→ **Stored records**:
* Start *
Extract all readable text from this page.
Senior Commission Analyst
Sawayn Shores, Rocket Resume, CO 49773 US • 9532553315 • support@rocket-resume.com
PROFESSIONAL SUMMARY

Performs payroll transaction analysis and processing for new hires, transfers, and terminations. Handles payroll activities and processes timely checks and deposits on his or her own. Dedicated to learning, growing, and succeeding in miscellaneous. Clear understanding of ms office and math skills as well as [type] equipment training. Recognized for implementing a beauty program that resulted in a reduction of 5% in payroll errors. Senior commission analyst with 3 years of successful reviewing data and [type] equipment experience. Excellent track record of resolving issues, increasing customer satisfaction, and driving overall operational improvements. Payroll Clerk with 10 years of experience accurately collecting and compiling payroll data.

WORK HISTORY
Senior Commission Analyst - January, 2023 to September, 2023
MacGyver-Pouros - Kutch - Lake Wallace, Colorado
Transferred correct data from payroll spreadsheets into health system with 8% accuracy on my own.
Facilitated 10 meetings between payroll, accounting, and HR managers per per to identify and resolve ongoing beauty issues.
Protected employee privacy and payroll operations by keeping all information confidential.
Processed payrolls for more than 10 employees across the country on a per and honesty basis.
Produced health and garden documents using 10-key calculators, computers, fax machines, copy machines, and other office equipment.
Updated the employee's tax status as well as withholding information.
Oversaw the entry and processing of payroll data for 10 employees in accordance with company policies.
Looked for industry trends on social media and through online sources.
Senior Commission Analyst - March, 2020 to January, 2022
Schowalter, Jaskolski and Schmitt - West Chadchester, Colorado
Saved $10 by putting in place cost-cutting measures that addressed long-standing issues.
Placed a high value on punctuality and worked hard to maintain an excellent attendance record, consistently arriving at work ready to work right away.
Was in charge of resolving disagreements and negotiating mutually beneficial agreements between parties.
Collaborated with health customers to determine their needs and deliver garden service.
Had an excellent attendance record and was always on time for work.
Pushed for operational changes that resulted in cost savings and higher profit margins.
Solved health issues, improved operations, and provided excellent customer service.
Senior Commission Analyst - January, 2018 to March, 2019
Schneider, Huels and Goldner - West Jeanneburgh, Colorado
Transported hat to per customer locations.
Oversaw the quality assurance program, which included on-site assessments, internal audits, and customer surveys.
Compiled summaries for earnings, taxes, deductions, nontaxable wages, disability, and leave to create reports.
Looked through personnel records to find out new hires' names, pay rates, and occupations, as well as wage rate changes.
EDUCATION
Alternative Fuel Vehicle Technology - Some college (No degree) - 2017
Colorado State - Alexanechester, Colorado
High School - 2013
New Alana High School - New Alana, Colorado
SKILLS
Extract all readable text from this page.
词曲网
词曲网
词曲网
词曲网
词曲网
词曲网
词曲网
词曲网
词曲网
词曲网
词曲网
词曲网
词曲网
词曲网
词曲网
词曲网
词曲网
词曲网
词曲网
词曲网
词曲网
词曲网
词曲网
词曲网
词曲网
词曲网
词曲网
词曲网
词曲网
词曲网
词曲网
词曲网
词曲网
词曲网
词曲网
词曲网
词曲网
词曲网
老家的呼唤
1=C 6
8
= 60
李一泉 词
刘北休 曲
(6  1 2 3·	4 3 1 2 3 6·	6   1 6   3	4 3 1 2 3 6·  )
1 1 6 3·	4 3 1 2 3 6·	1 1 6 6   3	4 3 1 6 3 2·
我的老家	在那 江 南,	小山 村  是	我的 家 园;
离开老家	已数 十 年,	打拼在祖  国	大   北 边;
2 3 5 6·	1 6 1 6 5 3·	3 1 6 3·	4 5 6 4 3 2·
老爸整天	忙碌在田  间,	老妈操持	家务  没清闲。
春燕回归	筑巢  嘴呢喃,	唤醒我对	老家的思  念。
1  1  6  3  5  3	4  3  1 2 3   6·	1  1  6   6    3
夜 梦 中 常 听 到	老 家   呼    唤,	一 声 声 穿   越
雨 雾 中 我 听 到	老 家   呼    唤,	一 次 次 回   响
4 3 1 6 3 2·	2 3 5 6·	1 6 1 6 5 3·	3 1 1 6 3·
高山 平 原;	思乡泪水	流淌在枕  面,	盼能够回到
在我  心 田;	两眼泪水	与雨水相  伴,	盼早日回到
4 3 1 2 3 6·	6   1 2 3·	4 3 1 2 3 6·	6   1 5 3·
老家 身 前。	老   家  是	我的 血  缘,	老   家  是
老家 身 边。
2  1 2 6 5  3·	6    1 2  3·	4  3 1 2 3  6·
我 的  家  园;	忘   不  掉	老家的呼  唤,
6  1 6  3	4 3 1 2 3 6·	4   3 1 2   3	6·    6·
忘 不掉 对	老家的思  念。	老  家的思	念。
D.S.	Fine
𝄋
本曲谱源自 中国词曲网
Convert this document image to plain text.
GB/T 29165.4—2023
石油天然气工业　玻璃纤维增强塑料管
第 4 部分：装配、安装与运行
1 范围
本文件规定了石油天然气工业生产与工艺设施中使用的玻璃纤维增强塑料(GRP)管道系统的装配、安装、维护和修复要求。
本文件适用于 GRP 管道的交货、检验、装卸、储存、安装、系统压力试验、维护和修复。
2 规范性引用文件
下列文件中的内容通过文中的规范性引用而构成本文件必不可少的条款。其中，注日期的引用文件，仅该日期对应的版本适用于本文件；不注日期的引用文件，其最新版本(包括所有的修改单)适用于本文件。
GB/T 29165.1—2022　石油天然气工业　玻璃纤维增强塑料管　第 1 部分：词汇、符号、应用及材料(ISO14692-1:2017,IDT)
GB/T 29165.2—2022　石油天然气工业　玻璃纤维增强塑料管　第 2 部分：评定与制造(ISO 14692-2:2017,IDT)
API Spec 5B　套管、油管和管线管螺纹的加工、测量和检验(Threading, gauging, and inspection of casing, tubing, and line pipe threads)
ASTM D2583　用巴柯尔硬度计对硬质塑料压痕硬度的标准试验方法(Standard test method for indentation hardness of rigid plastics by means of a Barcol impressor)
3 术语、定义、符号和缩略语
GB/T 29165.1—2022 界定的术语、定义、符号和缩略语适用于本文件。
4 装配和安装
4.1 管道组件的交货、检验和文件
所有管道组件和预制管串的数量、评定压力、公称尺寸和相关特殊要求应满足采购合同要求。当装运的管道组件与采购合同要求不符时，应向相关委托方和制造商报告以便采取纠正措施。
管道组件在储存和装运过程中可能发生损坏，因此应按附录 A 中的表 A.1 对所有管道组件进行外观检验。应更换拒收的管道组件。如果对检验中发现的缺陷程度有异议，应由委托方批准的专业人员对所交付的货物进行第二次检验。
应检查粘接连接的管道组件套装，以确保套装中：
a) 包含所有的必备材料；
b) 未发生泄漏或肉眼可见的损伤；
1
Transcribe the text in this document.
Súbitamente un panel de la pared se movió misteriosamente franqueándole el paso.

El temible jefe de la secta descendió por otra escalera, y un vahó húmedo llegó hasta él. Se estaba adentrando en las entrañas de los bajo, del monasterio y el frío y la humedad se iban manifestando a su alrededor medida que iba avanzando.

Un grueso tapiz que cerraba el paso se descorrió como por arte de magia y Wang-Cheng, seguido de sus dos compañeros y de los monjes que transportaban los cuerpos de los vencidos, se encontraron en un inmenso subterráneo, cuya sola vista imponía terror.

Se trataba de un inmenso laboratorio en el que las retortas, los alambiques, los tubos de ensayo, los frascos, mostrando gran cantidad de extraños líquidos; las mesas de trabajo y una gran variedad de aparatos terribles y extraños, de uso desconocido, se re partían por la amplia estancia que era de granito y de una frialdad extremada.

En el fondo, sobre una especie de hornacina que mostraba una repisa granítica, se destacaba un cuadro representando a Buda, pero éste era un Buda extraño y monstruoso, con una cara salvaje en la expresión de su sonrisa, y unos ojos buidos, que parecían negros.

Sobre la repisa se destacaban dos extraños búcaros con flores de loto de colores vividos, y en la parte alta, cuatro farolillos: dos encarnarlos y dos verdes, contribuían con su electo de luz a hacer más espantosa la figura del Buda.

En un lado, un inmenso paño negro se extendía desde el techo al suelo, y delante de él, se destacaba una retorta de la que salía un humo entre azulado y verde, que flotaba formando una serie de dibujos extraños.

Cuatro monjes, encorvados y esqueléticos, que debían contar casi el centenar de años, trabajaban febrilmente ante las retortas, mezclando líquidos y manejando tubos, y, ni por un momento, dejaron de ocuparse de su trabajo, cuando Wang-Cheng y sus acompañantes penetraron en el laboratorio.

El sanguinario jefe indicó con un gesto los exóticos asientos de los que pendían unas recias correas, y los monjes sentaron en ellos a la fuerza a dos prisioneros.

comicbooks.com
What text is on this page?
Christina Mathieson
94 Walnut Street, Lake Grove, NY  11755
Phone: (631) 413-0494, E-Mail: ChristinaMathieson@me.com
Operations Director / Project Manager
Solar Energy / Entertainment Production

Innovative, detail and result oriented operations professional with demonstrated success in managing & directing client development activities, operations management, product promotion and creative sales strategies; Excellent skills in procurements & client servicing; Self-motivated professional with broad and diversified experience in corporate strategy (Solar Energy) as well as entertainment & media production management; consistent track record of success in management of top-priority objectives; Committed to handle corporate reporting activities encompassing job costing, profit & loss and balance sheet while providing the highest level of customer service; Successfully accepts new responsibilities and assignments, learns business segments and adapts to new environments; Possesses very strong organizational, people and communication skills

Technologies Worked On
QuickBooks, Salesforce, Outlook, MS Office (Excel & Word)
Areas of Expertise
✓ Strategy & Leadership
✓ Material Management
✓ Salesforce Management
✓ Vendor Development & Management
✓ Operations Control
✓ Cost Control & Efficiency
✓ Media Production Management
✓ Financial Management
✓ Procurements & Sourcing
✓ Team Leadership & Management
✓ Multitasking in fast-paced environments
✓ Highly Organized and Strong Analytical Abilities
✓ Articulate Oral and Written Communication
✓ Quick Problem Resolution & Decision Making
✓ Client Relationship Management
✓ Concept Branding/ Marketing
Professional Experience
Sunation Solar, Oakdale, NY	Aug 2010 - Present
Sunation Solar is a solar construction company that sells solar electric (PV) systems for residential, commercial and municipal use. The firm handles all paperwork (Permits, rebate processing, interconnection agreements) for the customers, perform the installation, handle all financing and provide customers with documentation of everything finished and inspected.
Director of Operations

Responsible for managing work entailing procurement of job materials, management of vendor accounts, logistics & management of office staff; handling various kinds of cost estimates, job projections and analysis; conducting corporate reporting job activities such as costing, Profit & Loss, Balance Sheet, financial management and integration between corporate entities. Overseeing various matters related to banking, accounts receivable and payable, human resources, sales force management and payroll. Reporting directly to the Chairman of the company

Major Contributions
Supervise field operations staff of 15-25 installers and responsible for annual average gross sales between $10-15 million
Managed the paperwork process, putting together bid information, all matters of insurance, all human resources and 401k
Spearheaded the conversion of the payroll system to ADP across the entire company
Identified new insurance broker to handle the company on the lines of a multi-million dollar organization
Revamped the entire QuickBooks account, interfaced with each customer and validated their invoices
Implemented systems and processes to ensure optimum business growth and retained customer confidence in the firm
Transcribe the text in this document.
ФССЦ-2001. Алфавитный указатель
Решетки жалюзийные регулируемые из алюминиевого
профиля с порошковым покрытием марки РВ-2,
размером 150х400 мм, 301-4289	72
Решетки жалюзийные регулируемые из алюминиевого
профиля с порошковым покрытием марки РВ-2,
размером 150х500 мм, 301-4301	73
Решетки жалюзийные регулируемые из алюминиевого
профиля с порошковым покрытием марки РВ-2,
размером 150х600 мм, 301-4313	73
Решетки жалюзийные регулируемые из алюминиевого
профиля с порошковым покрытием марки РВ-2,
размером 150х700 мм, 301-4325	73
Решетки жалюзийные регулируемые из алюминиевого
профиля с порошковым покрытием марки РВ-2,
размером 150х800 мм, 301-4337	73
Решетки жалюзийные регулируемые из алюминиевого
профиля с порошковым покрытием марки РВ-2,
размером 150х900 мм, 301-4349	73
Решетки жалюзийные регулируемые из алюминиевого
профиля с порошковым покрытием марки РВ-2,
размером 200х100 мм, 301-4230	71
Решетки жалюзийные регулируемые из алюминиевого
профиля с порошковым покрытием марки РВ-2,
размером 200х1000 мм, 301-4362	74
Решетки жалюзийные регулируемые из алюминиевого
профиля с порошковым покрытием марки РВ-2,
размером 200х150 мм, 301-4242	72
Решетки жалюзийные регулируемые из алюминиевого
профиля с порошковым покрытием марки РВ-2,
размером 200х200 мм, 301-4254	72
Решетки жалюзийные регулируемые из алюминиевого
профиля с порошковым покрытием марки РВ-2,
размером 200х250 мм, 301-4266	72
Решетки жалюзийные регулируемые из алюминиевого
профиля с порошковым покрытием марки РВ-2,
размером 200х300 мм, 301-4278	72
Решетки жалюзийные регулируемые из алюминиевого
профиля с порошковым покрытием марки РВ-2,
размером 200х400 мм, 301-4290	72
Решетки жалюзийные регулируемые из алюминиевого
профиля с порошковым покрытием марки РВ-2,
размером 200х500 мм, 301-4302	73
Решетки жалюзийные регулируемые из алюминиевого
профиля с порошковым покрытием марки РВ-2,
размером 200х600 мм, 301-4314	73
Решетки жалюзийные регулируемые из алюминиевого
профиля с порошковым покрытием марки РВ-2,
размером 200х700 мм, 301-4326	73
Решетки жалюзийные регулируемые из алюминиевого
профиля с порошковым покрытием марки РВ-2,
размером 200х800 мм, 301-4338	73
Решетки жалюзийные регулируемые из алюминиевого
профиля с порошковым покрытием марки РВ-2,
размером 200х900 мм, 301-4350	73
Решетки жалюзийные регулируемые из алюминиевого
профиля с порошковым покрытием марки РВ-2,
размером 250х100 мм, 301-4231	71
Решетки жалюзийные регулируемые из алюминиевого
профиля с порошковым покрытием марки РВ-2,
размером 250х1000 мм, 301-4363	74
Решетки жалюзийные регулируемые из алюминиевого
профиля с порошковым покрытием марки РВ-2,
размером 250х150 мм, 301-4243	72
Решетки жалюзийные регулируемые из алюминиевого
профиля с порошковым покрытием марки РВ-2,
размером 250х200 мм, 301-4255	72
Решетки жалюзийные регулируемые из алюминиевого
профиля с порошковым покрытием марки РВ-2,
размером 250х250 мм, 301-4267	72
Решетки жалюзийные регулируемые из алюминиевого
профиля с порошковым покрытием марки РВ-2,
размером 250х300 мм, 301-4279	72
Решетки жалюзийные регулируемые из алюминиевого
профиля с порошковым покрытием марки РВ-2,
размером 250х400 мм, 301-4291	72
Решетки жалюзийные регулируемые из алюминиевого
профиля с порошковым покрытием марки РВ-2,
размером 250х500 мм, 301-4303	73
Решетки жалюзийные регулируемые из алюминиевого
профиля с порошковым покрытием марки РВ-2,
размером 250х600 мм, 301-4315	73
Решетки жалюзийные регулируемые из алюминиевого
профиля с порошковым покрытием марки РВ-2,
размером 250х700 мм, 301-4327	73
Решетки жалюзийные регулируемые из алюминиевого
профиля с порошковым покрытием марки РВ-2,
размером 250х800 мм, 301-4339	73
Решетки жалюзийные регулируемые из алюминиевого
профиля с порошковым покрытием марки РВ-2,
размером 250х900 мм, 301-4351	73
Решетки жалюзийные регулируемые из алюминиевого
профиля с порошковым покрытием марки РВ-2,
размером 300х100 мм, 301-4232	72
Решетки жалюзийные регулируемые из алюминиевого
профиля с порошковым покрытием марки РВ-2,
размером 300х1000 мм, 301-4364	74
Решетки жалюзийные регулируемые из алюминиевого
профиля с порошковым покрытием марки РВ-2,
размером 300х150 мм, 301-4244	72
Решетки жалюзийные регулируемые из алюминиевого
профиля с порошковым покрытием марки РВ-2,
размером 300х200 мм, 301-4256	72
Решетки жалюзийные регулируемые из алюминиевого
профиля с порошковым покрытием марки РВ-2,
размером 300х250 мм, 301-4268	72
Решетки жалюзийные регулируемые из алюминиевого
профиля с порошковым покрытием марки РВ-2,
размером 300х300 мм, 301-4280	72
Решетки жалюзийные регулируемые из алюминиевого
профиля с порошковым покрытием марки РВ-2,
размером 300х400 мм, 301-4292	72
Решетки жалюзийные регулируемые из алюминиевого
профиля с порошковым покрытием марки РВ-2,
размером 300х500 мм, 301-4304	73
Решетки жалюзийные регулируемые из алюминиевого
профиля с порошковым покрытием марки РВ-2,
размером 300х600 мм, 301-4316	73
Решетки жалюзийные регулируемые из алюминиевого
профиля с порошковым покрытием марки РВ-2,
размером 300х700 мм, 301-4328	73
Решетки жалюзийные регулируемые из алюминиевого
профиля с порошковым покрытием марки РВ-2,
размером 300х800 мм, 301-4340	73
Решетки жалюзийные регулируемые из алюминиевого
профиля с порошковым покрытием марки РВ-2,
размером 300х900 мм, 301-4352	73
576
* End *
→ **STATED TASK**:
Look through the material above. Copy each line where the word "resources" appears.

→ **REPLY TO THE TASK**:
Responsible for managing work entailing procurement of job materials, management of vendor accounts, logistics & management of office staff; handling various kinds of cost estimates, job projections and analysis; conducting corporate reporting job activities such as costing, Profit & Loss, Balance Sheet, financial management and integration between corporate entities. Overseeing various matters related to banking, accounts receivable and payable, human resources, sales force management and payroll. Reporting directly to the Chairman of the company
Managed the paperwork process, putting together bid information, all matters of insurance, all human resources and 401k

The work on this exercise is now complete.